→ Challenge
Work out the number of lines with "this" in them. Reply with that number and no other words.

• • •

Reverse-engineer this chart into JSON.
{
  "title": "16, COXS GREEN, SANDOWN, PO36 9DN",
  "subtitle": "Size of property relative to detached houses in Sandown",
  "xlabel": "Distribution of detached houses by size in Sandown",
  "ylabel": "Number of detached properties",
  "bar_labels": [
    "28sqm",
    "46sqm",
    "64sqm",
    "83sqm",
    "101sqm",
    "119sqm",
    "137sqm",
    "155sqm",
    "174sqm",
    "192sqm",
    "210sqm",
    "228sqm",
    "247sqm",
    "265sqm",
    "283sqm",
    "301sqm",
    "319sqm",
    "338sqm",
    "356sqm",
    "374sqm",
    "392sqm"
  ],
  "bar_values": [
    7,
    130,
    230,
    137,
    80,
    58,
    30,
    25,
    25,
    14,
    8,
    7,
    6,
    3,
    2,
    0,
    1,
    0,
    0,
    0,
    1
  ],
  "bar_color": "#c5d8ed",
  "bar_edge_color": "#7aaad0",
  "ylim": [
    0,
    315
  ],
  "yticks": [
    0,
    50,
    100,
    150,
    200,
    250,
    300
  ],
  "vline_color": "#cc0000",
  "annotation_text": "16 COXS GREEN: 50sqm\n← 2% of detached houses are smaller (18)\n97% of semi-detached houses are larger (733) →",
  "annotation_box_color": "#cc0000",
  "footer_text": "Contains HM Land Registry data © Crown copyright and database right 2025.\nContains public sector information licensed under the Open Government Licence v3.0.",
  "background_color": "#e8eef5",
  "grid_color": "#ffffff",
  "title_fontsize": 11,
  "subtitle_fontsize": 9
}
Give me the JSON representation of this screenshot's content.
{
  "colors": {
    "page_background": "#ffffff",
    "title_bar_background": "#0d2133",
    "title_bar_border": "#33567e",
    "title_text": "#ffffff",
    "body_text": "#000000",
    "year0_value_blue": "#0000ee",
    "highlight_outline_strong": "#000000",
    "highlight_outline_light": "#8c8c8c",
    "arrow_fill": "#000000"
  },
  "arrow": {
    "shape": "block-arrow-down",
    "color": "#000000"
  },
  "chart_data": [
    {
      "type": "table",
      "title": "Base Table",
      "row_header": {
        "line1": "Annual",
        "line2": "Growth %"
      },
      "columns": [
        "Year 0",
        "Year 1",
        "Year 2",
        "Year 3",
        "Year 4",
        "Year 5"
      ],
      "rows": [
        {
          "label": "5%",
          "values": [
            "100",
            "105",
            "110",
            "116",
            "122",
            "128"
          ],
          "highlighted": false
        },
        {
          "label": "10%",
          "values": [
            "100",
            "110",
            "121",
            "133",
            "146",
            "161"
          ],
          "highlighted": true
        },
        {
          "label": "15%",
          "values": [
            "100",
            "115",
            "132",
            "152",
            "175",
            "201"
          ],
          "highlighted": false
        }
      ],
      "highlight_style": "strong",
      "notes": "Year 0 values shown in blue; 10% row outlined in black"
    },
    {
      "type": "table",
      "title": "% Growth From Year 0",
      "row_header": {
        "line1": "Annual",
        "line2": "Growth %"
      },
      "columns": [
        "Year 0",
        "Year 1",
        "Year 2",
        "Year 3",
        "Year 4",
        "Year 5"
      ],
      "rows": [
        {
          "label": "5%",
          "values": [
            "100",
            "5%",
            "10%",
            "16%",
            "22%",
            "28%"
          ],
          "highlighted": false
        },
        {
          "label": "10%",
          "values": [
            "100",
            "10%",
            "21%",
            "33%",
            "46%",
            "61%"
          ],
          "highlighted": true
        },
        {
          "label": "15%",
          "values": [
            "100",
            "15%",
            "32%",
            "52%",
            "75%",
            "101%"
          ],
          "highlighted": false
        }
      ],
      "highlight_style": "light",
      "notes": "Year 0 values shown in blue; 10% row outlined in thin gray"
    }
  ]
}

• • •

→ Written reply
2